Gather up the lines with the word "JSON" in them.
┌────────
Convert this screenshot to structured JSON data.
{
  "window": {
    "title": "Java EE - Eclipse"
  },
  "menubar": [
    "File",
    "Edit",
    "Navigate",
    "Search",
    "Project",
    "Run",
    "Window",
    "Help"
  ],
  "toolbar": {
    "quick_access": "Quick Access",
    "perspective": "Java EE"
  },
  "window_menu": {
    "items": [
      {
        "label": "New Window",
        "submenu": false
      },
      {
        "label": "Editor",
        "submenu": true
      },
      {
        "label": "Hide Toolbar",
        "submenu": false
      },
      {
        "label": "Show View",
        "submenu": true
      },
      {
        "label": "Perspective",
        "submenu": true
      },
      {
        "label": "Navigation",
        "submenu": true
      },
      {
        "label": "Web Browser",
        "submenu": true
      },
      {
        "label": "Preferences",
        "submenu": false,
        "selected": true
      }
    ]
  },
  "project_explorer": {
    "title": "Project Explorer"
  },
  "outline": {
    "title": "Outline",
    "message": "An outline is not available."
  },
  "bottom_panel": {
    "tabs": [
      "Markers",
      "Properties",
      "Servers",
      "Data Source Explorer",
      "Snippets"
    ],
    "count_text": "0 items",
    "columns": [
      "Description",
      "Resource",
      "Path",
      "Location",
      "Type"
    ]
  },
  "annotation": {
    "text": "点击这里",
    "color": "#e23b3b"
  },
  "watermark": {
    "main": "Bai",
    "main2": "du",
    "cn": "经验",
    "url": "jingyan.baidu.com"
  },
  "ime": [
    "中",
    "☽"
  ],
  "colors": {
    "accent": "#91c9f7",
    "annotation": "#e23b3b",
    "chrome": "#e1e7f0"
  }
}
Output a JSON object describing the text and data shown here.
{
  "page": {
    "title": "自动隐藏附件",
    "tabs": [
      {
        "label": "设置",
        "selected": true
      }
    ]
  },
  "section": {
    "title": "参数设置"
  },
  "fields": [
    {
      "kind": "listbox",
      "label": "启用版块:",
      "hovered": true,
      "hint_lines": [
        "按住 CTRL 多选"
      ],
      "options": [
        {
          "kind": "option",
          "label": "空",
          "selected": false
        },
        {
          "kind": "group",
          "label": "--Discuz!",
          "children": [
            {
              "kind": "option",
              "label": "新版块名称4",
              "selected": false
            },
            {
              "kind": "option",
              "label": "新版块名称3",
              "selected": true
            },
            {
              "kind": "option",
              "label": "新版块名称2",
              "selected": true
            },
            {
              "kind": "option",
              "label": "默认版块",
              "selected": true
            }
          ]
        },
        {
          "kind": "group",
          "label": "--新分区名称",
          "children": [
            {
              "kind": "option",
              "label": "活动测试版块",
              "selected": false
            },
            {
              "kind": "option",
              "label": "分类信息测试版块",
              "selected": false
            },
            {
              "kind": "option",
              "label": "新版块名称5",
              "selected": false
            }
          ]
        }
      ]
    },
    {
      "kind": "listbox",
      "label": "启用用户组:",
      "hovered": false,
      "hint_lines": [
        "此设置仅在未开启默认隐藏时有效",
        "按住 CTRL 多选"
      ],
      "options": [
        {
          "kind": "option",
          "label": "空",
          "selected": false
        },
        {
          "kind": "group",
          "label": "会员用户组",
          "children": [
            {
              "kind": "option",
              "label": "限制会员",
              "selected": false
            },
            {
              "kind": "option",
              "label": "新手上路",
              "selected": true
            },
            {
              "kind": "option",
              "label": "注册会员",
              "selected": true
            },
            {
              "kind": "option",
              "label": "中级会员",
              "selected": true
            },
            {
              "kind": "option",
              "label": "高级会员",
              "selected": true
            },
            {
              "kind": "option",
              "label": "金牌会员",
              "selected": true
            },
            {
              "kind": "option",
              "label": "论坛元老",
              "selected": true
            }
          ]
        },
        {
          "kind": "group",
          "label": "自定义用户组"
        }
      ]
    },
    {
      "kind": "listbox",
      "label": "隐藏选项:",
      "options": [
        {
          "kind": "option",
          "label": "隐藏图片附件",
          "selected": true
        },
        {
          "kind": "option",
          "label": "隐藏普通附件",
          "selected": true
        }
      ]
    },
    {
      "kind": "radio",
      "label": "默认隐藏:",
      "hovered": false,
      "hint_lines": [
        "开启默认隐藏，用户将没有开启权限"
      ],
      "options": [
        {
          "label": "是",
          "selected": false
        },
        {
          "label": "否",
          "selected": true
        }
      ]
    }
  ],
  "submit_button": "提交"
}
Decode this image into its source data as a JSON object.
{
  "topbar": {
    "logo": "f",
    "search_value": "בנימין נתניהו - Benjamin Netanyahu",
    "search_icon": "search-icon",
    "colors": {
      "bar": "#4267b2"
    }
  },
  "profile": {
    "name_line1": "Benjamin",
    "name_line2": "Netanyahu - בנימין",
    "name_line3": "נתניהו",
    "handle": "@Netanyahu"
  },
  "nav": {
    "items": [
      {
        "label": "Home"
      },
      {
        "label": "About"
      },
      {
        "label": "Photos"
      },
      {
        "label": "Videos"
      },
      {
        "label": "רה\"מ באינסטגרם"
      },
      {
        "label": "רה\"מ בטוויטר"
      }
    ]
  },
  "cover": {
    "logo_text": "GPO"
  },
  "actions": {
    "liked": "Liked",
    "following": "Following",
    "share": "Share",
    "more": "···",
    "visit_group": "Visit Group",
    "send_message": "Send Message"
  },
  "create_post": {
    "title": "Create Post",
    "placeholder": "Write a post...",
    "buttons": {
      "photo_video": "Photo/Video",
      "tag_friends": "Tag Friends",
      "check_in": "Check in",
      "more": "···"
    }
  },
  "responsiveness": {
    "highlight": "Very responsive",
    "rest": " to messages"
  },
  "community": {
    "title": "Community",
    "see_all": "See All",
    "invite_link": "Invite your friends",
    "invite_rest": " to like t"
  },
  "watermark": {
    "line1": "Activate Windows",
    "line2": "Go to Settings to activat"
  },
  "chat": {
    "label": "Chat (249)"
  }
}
└────────
▶ [Exercise result]
Convert this screenshot to structured JSON data.
Output a JSON object describing the text and data shown here.
Decode this image into its source data as a JSON object.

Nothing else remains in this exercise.